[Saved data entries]
######
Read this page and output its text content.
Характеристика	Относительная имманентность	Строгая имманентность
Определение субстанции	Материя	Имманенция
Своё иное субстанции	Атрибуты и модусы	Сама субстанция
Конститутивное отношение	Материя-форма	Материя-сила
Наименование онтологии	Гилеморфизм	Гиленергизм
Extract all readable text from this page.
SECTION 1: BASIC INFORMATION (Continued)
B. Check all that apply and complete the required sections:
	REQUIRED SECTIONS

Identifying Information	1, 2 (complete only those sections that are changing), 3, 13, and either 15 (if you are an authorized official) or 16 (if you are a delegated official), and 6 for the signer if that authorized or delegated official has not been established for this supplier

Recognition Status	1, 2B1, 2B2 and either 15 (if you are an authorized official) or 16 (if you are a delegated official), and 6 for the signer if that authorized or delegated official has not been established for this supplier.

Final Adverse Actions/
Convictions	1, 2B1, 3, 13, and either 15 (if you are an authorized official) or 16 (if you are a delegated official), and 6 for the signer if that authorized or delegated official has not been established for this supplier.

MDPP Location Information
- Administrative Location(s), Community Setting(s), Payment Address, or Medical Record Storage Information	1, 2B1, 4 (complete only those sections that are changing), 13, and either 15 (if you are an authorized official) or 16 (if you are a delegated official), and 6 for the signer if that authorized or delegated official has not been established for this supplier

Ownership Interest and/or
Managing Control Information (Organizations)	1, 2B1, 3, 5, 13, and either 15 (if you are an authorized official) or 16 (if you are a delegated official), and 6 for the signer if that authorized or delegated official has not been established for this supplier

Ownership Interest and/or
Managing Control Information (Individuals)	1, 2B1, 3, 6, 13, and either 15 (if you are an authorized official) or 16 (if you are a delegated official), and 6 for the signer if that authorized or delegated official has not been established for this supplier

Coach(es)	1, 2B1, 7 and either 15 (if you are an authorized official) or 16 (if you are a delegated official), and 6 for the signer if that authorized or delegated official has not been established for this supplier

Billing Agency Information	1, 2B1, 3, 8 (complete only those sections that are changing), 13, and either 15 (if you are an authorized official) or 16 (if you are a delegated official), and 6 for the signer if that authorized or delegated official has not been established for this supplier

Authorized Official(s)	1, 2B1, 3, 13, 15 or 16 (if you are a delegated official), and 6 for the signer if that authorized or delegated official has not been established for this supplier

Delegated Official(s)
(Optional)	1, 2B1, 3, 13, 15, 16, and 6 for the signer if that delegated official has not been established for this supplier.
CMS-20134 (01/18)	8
######
=== PROBLEM TO SOLVE ===
Please quote the records above exactly, without skipping a line.

=== FULL SOLUTION ===
Read this page and output its text content.
Характеристика	Относительная имманентность	Строгая имманентность
Определение субстанции	Материя	Имманенция
Своё иное субстанции	Атрибуты и модусы	Сама субстанция
Конститутивное отношение	Материя-форма	Материя-сила
Наименование онтологии	Гилеморфизм	Гиленергизм
Extract all readable text from this page.
SECTION 1: BASIC INFORMATION (Continued)
B. Check all that apply and complete the required sections:
	REQUIRED SECTIONS

Identifying Information	1, 2 (complete only those sections that are changing), 3, 13, and either 15 (if you are an authorized official) or 16 (if you are a delegated official), and 6 for the signer if that authorized or delegated official has not been established for this supplier

Recognition Status	1, 2B1, 2B2 and either 15 (if you are an authorized official) or 16 (if you are a delegated official), and 6 for the signer if that authorized or delegated official has not been established for this supplier.

Final Adverse Actions/
Convictions	1, 2B1, 3, 13, and either 15 (if you are an authorized official) or 16 (if you are a delegated official), and 6 for the signer if that authorized or delegated official has not been established for this supplier.

MDPP Location Information
- Administrative Location(s), Community Setting(s), Payment Address, or Medical Record Storage Information	1, 2B1, 4 (complete only those sections that are changing), 13, and either 15 (if you are an authorized official) or 16 (if you are a delegated official), and 6 for the signer if that authorized or delegated official has not been established for this supplier

Ownership Interest and/or
Managing Control Information (Organizations)	1, 2B1, 3, 5, 13, and either 15 (if you are an authorized official) or 16 (if you are a delegated official), and 6 for the signer if that authorized or delegated official has not been established for this supplier

Ownership Interest and/or
Managing Control Information (Individuals)	1, 2B1, 3, 6, 13, and either 15 (if you are an authorized official) or 16 (if you are a delegated official), and 6 for the signer if that authorized or delegated official has not been established for this supplier

Coach(es)	1, 2B1, 7 and either 15 (if you are an authorized official) or 16 (if you are a delegated official), and 6 for the signer if that authorized or delegated official has not been established for this supplier

Billing Agency Information	1, 2B1, 3, 8 (complete only those sections that are changing), 13, and either 15 (if you are an authorized official) or 16 (if you are a delegated official), and 6 for the signer if that authorized or delegated official has not been established for this supplier

Authorized Official(s)	1, 2B1, 3, 13, 15 or 16 (if you are a delegated official), and 6 for the signer if that authorized or delegated official has not been established for this supplier

Delegated Official(s)
(Optional)	1, 2B1, 3, 13, 15, 16, and 6 for the signer if that delegated official has not been established for this supplier.
CMS-20134 (01/18)	8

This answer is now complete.